### REQUIREMENTS
Copy the listing below word for word, from its first line through the line containing "- windows-start-icon[interactable]: [328, 526, 350, 548]", including both of those lines.

## start INFORMATION SHOWN

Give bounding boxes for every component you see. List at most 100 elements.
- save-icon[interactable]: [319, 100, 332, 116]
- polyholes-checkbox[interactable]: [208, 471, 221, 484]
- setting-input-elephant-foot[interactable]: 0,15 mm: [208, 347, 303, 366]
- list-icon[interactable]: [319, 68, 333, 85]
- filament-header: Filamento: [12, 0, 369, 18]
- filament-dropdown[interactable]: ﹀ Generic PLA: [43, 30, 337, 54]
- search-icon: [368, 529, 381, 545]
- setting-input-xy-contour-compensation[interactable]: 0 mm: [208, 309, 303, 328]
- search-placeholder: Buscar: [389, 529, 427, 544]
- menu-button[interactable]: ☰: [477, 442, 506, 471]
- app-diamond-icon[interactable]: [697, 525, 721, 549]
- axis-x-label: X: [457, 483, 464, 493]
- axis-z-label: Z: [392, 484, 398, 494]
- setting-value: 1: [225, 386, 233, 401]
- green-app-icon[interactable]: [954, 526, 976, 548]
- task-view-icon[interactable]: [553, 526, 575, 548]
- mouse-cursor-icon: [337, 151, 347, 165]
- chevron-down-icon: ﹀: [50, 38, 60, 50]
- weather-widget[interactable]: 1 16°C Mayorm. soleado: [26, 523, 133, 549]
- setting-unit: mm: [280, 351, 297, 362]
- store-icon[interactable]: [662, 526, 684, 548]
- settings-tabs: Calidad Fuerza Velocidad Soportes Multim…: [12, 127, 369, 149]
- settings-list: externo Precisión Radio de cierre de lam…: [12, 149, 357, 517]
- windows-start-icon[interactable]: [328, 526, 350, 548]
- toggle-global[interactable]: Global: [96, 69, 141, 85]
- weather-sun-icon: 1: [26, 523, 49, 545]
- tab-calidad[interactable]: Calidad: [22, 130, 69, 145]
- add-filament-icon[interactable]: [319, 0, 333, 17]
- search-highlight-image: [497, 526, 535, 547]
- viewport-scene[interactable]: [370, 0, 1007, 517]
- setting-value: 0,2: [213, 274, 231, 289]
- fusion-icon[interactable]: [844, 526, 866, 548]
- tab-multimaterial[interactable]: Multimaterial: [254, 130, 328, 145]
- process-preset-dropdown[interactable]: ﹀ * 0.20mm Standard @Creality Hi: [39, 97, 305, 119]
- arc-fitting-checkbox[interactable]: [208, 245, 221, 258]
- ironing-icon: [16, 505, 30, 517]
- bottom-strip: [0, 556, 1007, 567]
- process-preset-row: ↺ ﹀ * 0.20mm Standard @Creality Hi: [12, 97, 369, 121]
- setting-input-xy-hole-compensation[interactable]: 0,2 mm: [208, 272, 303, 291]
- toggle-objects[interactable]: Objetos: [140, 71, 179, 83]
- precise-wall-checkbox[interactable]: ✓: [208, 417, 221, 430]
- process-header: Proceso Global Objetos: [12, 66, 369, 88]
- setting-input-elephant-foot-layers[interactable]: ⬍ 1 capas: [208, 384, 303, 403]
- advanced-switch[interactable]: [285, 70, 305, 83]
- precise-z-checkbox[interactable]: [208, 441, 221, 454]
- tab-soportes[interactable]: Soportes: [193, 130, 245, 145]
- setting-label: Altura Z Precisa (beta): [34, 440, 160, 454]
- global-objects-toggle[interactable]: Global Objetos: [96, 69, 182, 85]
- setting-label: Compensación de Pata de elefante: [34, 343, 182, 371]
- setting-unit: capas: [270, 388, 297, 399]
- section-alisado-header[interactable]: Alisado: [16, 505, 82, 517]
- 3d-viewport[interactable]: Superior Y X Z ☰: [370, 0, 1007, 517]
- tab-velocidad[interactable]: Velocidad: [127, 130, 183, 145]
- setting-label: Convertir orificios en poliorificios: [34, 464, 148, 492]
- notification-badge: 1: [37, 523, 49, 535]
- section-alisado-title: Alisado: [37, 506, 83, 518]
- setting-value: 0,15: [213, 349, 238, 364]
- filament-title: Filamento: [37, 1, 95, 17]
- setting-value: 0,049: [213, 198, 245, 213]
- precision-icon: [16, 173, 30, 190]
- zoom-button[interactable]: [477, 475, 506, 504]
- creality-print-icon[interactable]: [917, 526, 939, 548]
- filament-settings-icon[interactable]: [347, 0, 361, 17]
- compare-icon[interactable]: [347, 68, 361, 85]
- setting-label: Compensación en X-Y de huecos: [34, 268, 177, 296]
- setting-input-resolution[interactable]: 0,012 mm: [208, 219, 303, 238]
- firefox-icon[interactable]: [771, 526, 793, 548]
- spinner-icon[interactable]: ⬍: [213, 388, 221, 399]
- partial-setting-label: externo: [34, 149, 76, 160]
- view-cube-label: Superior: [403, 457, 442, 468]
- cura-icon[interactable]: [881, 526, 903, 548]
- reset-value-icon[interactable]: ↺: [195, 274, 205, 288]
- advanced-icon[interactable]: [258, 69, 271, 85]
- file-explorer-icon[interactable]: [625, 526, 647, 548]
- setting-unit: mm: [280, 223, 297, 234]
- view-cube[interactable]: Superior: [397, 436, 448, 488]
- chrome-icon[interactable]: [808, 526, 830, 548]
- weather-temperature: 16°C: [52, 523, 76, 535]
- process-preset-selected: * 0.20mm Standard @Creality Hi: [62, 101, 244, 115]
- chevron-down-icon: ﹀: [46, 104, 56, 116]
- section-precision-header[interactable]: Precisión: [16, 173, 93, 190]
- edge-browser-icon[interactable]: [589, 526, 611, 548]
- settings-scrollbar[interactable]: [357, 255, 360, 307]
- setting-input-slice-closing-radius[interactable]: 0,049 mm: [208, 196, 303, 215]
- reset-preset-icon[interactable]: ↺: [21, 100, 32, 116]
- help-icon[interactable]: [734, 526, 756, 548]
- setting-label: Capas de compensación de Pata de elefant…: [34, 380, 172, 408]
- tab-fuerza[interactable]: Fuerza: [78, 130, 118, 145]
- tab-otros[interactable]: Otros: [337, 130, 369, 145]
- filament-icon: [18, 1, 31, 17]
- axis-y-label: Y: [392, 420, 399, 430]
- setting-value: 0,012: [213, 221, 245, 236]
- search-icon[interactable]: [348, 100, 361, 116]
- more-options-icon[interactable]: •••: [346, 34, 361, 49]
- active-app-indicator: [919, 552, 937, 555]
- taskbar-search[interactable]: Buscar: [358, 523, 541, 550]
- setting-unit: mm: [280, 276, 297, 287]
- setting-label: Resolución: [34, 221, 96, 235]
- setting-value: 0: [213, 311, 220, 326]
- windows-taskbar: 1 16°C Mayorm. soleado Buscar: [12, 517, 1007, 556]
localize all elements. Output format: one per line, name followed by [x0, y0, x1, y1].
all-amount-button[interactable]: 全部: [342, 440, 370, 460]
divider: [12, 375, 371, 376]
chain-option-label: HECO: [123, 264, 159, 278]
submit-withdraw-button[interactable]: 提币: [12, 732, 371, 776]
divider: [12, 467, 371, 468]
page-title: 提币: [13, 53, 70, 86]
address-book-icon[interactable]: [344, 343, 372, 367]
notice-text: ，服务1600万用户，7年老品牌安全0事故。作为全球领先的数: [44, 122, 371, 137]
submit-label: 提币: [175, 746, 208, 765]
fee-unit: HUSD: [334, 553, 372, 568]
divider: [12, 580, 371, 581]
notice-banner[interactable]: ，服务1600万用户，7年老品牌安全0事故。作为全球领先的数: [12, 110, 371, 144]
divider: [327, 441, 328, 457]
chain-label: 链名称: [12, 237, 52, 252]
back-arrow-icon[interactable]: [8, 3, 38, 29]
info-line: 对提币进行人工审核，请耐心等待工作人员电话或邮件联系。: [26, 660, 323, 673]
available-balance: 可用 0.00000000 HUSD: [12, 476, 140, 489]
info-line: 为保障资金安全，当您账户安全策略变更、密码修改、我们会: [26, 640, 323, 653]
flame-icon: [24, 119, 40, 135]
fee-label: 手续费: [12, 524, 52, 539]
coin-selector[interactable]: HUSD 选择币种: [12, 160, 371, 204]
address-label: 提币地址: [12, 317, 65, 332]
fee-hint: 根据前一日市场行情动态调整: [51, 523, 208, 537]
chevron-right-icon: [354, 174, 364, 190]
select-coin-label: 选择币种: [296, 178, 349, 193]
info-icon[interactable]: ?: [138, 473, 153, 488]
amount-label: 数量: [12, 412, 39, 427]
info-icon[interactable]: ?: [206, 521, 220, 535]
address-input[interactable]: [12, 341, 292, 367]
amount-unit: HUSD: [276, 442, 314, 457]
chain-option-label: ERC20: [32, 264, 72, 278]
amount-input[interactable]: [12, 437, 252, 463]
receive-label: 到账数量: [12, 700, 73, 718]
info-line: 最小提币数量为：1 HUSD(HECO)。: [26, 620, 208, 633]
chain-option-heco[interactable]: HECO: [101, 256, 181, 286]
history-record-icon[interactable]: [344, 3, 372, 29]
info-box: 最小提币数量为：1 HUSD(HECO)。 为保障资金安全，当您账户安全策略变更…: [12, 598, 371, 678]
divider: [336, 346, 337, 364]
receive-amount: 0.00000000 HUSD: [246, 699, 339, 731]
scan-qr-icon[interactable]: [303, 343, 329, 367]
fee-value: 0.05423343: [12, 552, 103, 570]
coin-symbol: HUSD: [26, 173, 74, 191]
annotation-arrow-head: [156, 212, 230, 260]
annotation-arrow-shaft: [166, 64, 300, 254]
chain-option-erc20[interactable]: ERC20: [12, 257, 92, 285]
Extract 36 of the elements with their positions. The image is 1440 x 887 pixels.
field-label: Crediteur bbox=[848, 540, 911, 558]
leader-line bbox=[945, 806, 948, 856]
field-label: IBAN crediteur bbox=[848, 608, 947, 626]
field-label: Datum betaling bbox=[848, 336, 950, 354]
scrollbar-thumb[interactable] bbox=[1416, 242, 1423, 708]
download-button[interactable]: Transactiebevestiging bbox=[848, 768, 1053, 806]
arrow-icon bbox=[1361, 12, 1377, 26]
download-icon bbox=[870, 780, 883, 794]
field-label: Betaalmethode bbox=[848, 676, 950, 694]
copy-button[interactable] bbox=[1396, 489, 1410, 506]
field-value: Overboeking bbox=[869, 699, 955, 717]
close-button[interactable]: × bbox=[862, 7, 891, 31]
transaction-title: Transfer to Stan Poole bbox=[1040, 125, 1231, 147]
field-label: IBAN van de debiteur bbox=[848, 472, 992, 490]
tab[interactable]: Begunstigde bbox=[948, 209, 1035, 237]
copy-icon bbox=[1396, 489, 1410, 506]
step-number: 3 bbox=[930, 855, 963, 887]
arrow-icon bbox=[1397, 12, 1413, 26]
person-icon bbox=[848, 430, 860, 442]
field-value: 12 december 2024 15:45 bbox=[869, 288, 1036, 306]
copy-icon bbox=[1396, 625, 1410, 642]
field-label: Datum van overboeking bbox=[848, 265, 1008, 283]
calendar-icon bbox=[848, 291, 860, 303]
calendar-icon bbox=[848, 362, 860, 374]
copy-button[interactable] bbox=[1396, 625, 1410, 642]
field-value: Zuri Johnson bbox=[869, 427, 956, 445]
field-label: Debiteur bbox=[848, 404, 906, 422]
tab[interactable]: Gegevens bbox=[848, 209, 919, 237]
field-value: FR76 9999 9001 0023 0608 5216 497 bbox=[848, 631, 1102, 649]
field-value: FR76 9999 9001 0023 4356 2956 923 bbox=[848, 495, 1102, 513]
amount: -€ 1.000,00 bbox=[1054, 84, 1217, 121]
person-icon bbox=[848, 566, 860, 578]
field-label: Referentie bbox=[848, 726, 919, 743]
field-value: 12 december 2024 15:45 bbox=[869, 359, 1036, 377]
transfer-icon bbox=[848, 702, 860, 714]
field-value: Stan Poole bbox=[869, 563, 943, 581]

## end INFORMATION SHOWN

### RESPONSE TO THE EXERCISE
Give bounding boxes for every component you see. List at most 100 elements.
- save-icon[interactable]: [319, 100, 332, 116]
- polyholes-checkbox[interactable]: [208, 471, 221, 484]
- setting-input-elephant-foot[interactable]: 0,15 mm: [208, 347, 303, 366]
- list-icon[interactable]: [319, 68, 333, 85]
- filament-header: Filamento: [12, 0, 369, 18]
- filament-dropdown[interactable]: ﹀ Generic PLA: [43, 30, 337, 54]
- search-icon: [368, 529, 381, 545]
- setting-input-xy-contour-compensation[interactable]: 0 mm: [208, 309, 303, 328]
- search-placeholder: Buscar: [389, 529, 427, 544]
- menu-button[interactable]: ☰: [477, 442, 506, 471]
- app-diamond-icon[interactable]: [697, 525, 721, 549]
- axis-x-label: X: [457, 483, 464, 493]
- axis-z-label: Z: [392, 484, 398, 494]
- setting-value: 1: [225, 386, 233, 401]
- green-app-icon[interactable]: [954, 526, 976, 548]
- task-view-icon[interactable]: [553, 526, 575, 548]
- mouse-cursor-icon: [337, 151, 347, 165]
- chevron-down-icon: ﹀: [50, 38, 60, 50]
- weather-widget[interactable]: 1 16°C Mayorm. soleado: [26, 523, 133, 549]
- setting-unit: mm: [280, 351, 297, 362]
- store-icon[interactable]: [662, 526, 684, 548]
- settings-tabs: Calidad Fuerza Velocidad Soportes Multim…: [12, 127, 369, 149]
- settings-list: externo Precisión Radio de cierre de lam…: [12, 149, 357, 517]
- windows-start-icon[interactable]: [328, 526, 350, 548]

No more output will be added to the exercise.